* _What to work on_: Rewrite the Stockton air quality text, everything from "Stockton is the" down to "of the city.", putting "roadways" in place of "freeways".

* _Document text_:

======

Stockton is the largest metropolitan area in the Northern Region of the District, with a current estimated population over 310,000. A number of heavily trafficked freeways pass through the City of Stockton, including interstate 5 and highways 99 and 4, contributing a significant amount of PM2.5 emissions in the community. Specifically, Southwest Stockton (Figure 1) is a densely populated community within the City of Stockton directly impacted by large freeways, the Port of Stockton, freight locomotives, industrial sources, and emissions traveling downwind from the northern portion of the city.
The proposed community of Stockton defined in Figure 1 is approximately 12.2 square miles and has an estimated population of 51,000. The Southwest Stockton community is impacted across a number of health and pollution indicators. Using the State CES tool, all census tracts located within the Southwest Stockton proposed community rank in the top 5% most disadvantaged communities in California, and rank highest in the Valley amongst census tracts not already a part of an AB 617 community. Southwest Stockton also contains the highest ranked census tract in the District’s Northern Region (San Joaquin, Stanislaus, and Merced Counties) for overall CES score, which represents a number of health and socioeconomic factors (asthma, cardiovascular disease, low birth weight, educational attainment, housing burdened low-income households, linguistic isolation, poverty, and unemployment).
This community also ranked highest in PM2.5 impacts, and second highest in diesel PM exposure, compared to all other disadvantaged communities in the northern District counties. Specifically, the average overall CES score, PM2.5 exposure, and pollution burden values are all above the 90th percentile. Additionally, most of the community is within the “Rise Stockton” Transformative Climate Community boundary, which allows the District and community to leverage resources to maximize benefits under AB 617.

======

* _Document layout analysis data_:
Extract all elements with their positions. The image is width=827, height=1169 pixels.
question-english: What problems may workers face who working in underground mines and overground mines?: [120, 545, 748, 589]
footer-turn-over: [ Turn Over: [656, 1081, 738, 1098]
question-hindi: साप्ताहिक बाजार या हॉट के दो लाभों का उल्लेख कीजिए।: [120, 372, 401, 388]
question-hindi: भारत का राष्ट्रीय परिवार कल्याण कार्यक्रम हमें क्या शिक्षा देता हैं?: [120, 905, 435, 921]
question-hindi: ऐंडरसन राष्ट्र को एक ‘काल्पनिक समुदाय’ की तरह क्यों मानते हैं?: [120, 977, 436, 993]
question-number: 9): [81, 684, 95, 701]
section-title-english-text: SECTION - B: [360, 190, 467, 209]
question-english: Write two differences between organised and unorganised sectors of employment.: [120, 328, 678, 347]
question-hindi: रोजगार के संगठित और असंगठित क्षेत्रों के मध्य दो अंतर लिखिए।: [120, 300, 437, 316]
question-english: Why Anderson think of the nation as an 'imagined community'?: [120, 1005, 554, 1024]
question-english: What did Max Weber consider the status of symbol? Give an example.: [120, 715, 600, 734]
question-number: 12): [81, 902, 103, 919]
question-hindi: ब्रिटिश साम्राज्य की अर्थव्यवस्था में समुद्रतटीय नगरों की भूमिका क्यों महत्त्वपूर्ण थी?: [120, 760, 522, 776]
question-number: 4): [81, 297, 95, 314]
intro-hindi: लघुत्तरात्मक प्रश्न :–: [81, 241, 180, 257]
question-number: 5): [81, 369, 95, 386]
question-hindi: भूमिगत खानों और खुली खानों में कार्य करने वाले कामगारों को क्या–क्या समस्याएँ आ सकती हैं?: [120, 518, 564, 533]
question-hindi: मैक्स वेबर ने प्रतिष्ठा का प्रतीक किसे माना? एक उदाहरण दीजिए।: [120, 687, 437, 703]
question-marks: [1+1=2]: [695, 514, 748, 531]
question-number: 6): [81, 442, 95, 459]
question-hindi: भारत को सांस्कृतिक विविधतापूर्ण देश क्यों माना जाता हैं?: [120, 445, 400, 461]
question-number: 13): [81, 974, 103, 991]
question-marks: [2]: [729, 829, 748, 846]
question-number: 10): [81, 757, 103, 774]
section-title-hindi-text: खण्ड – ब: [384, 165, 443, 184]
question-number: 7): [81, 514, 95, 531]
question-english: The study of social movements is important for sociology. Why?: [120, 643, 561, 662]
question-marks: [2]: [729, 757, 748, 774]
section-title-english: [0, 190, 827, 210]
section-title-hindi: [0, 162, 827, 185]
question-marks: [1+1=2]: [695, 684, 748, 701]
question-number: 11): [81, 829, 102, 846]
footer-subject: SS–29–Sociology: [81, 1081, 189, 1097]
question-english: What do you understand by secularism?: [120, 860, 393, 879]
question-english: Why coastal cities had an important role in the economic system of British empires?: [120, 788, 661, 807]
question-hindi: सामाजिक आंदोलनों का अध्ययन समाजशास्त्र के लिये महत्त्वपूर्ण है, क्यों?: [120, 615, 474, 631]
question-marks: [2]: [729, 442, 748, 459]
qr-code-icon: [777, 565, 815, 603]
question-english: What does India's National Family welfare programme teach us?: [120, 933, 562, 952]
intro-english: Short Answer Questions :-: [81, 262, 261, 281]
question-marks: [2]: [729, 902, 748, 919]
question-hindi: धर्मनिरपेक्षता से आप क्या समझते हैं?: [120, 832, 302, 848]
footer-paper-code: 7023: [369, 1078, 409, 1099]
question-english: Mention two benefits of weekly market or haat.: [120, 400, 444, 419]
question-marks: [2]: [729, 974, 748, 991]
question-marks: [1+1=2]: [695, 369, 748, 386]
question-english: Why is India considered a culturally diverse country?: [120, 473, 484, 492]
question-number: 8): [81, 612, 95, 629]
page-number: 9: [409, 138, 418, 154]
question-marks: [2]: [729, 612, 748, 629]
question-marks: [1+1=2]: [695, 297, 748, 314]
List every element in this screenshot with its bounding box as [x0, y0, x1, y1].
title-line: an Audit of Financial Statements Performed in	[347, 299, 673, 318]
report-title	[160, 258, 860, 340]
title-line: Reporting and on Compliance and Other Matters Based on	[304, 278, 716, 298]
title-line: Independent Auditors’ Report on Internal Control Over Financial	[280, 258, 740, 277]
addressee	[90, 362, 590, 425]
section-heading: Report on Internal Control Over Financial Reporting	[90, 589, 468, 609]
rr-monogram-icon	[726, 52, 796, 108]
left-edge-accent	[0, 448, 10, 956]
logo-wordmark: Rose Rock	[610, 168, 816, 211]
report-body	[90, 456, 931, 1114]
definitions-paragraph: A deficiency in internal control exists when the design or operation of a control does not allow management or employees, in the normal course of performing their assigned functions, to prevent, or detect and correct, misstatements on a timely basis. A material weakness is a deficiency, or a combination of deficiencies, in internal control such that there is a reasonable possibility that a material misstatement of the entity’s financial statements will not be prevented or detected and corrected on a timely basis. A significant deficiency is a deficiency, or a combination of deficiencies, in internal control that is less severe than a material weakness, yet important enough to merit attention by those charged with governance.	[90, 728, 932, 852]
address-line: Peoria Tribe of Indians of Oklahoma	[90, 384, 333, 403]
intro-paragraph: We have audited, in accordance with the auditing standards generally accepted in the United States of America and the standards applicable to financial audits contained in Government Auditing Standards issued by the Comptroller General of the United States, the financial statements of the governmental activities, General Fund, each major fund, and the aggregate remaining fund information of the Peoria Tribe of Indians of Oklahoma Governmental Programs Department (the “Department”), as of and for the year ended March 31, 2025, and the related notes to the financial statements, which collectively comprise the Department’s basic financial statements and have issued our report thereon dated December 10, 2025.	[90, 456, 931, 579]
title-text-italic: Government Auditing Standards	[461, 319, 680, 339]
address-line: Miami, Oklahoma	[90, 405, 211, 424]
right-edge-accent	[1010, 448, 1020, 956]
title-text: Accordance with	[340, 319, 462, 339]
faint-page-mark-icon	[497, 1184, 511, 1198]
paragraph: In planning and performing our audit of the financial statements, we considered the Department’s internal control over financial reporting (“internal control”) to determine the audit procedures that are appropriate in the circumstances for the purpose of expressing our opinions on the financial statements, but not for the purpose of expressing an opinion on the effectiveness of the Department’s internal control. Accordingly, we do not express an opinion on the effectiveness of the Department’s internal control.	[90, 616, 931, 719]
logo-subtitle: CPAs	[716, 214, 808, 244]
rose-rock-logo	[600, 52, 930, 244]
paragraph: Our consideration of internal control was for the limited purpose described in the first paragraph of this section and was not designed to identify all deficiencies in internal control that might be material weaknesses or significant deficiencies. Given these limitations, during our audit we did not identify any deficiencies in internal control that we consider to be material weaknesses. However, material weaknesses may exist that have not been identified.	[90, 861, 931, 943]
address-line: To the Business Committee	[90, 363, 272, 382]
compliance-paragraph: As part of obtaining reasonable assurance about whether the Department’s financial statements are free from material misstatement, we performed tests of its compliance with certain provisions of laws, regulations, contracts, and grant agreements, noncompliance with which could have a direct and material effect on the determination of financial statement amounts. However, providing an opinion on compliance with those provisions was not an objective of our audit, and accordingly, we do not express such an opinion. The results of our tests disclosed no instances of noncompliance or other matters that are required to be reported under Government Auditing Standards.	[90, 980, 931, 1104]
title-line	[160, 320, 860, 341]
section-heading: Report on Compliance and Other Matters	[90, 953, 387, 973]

======

* _Result of this exercise_:
Stockton is the largest metropolitan area in the Northern Region of the District, with a current estimated population over 310,000. A number of heavily trafficked roadways pass through the City of Stockton, including interstate 5 and highways 99 and 4, contributing a significant amount of PM2.5 emissions in the community. Specifically, Southwest Stockton (Figure 1) is a densely populated community within the City of Stockton directly impacted by large roadways, the Port of Stockton, freight locomotives, industrial sources, and emissions traveling downwind from the northern portion of the city.